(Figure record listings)

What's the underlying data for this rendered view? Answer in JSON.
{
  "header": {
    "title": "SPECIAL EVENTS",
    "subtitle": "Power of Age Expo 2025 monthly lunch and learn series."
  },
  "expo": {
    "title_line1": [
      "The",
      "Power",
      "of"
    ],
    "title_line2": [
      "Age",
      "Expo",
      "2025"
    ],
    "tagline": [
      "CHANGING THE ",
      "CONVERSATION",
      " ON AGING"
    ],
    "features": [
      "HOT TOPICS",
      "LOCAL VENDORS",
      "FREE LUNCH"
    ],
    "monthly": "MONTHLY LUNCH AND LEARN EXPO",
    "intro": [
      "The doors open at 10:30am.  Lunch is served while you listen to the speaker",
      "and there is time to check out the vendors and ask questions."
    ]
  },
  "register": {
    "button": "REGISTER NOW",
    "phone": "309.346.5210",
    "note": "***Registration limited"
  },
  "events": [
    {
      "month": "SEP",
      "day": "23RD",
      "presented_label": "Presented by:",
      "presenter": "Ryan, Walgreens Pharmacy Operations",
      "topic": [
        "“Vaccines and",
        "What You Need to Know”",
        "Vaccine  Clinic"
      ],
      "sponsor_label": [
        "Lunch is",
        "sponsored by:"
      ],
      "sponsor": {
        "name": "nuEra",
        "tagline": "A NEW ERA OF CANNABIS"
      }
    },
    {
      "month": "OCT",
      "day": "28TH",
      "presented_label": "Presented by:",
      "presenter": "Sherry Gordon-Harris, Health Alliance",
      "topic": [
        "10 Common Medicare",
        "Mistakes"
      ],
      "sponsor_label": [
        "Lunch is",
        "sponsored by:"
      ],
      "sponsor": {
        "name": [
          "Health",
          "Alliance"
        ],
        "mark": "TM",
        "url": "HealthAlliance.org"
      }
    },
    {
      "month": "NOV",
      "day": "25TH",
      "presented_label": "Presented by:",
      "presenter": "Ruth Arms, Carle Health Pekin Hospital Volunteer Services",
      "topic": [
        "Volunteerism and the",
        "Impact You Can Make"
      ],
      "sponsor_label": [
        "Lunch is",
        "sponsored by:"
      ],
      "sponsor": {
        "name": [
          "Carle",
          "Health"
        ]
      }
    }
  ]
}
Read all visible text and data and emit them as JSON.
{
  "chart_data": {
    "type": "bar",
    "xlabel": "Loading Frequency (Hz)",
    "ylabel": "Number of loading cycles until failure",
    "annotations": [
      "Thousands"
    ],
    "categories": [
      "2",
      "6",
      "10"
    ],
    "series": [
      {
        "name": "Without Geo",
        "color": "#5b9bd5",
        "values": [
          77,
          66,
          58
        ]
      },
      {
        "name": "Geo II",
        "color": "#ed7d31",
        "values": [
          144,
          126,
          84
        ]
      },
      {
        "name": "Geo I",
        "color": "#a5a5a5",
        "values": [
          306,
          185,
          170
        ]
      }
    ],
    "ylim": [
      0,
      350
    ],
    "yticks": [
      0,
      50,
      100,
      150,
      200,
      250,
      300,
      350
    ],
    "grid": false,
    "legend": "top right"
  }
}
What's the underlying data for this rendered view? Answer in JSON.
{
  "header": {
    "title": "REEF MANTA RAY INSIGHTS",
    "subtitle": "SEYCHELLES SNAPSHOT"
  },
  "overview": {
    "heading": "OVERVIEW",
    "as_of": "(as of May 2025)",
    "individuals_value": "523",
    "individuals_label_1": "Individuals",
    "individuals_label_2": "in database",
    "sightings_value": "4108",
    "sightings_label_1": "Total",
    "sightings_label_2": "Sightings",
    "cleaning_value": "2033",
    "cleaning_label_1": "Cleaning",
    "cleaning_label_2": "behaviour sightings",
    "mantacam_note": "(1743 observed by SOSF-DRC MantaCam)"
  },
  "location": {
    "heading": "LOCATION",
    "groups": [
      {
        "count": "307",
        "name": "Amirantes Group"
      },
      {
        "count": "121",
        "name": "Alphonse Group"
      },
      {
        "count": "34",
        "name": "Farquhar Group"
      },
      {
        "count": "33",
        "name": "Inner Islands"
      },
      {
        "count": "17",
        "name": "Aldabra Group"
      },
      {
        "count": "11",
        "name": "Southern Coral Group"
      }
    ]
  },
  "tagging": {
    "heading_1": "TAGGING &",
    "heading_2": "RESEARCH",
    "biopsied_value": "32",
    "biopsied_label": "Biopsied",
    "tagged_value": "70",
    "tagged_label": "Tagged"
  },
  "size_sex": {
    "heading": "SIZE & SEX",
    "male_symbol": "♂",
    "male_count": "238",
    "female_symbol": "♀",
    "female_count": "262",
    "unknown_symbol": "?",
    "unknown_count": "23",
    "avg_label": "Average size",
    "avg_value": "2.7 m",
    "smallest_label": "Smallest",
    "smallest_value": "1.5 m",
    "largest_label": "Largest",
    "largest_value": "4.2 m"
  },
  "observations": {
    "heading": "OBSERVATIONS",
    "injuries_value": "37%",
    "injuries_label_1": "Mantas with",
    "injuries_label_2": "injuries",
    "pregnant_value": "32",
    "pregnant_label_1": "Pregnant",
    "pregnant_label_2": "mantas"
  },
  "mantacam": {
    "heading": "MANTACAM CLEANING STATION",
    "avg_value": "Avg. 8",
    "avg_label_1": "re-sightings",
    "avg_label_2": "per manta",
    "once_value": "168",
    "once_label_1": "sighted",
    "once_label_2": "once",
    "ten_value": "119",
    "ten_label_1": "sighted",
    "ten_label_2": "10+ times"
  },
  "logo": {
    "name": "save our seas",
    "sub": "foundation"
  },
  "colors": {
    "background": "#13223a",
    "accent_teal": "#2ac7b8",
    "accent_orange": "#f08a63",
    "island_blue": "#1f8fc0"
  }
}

Work instructions -> Above are the records; retype them all without a single difference.

Completed task ->
What's the underlying data for this rendered view? Answer in JSON.
{
  "header": {
    "title": "SPECIAL EVENTS",
    "subtitle": "Power of Age Expo 2025 monthly lunch and learn series."
  },
  "expo": {
    "title_line1": [
      "The",
      "Power",
      "of"
    ],
    "title_line2": [
      "Age",
      "Expo",
      "2025"
    ],
    "tagline": [
      "CHANGING THE ",
      "CONVERSATION",
      " ON AGING"
    ],
    "features": [
      "HOT TOPICS",
      "LOCAL VENDORS",
      "FREE LUNCH"
    ],
    "monthly": "MONTHLY LUNCH AND LEARN EXPO",
    "intro": [
      "The doors open at 10:30am.  Lunch is served while you listen to the speaker",
      "and there is time to check out the vendors and ask questions."
    ]
  },
  "register": {
    "button": "REGISTER NOW",
    "phone": "309.346.5210",
    "note": "***Registration limited"
  },
  "events": [
    {
      "month": "SEP",
      "day": "23RD",
      "presented_label": "Presented by:",
      "presenter": "Ryan, Walgreens Pharmacy Operations",
      "topic": [
        "“Vaccines and",
        "What You Need to Know”",
        "Vaccine  Clinic"
      ],
      "sponsor_label": [
        "Lunch is",
        "sponsored by:"
      ],
      "sponsor": {
        "name": "nuEra",
        "tagline": "A NEW ERA OF CANNABIS"
      }
    },
    {
      "month": "OCT",
      "day": "28TH",
      "presented_label": "Presented by:",
      "presenter": "Sherry Gordon-Harris, Health Alliance",
      "topic": [
        "10 Common Medicare",
        "Mistakes"
      ],
      "sponsor_label": [
        "Lunch is",
        "sponsored by:"
      ],
      "sponsor": {
        "name": [
          "Health",
          "Alliance"
        ],
        "mark": "TM",
        "url": "HealthAlliance.org"
      }
    },
    {
      "month": "NOV",
      "day": "25TH",
      "presented_label": "Presented by:",
      "presenter": "Ruth Arms, Carle Health Pekin Hospital Volunteer Services",
      "topic": [
        "Volunteerism and the",
        "Impact You Can Make"
      ],
      "sponsor_label": [
        "Lunch is",
        "sponsored by:"
      ],
      "sponsor": {
        "name": [
          "Carle",
          "Health"
        ]
      }
    }
  ]
}
Read all visible text and data and emit them as JSON.
{
  "chart_data": {
    "type": "bar",
    "xlabel": "Loading Frequency (Hz)",
    "ylabel": "Number of loading cycles until failure",
    "annotations": [
      "Thousands"
    ],
    "categories": [
      "2",
      "6",
      "10"
    ],
    "series": [
      {
        "name": "Without Geo",
        "color": "#5b9bd5",
        "values": [
          77,
          66,
          58
        ]
      },
      {
        "name": "Geo II",
        "color": "#ed7d31",
        "values": [
          144,
          126,
          84
        ]
      },
      {
        "name": "Geo I",
        "color": "#a5a5a5",
        "values": [
          306,
          185,
          170
        ]
      }
    ],
    "ylim": [
      0,
      350
    ],
    "yticks": [
      0,
      50,
      100,
      150,
      200,
      250,
      300,
      350
    ],
    "grid": false,
    "legend": "top right"
  }
}
What's the underlying data for this rendered view? Answer in JSON.
{
  "header": {
    "title": "REEF MANTA RAY INSIGHTS",
    "subtitle": "SEYCHELLES SNAPSHOT"
  },
  "overview": {
    "heading": "OVERVIEW",
    "as_of": "(as of May 2025)",
    "individuals_value": "523",
    "individuals_label_1": "Individuals",
    "individuals_label_2": "in database",
    "sightings_value": "4108",
    "sightings_label_1": "Total",
    "sightings_label_2": "Sightings",
    "cleaning_value": "2033",
    "cleaning_label_1": "Cleaning",
    "cleaning_label_2": "behaviour sightings",
    "mantacam_note": "(1743 observed by SOSF-DRC MantaCam)"
  },
  "location": {
    "heading": "LOCATION",
    "groups": [
      {
        "count": "307",
        "name": "Amirantes Group"
      },
      {
        "count": "121",
        "name": "Alphonse Group"
      },
      {
        "count": "34",
        "name": "Farquhar Group"
      },
      {
        "count": "33",
        "name": "Inner Islands"
      },
      {
        "count": "17",
        "name": "Aldabra Group"
      },
      {
        "count": "11",
        "name": "Southern Coral Group"
      }
    ]
  },
  "tagging": {
    "heading_1": "TAGGING &",
    "heading_2": "RESEARCH",
    "biopsied_value": "32",
    "biopsied_label": "Biopsied",
    "tagged_value": "70",
    "tagged_label": "Tagged"
  },
  "size_sex": {
    "heading": "SIZE & SEX",
    "male_symbol": "♂",
    "male_count": "238",
    "female_symbol": "♀",
    "female_count": "262",
    "unknown_symbol": "?",
    "unknown_count": "23",
    "avg_label": "Average size",
    "avg_value": "2.7 m",
    "smallest_label": "Smallest",
    "smallest_value": "1.5 m",
    "largest_label": "Largest",
    "largest_value": "4.2 m"
  },
  "observations": {
    "heading": "OBSERVATIONS",
    "injuries_value": "37%",
    "injuries_label_1": "Mantas with",
    "injuries_label_2": "injuries",
    "pregnant_value": "32",
    "pregnant_label_1": "Pregnant",
    "pregnant_label_2": "mantas"
  },
  "mantacam": {
    "heading": "MANTACAM CLEANING STATION",
    "avg_value": "Avg. 8",
    "avg_label_1": "re-sightings",
    "avg_label_2": "per manta",
    "once_value": "168",
    "once_label_1": "sighted",
    "once_label_2": "once",
    "ten_value": "119",
    "ten_label_1": "sighted",
    "ten_label_2": "10+ times"
  },
  "logo": {
    "name": "save our seas",
    "sub": "foundation"
  },
  "colors": {
    "background": "#13223a",
    "accent_teal": "#2ac7b8",
    "accent_orange": "#f08a63",
    "island_blue": "#1f8fc0"
  }
}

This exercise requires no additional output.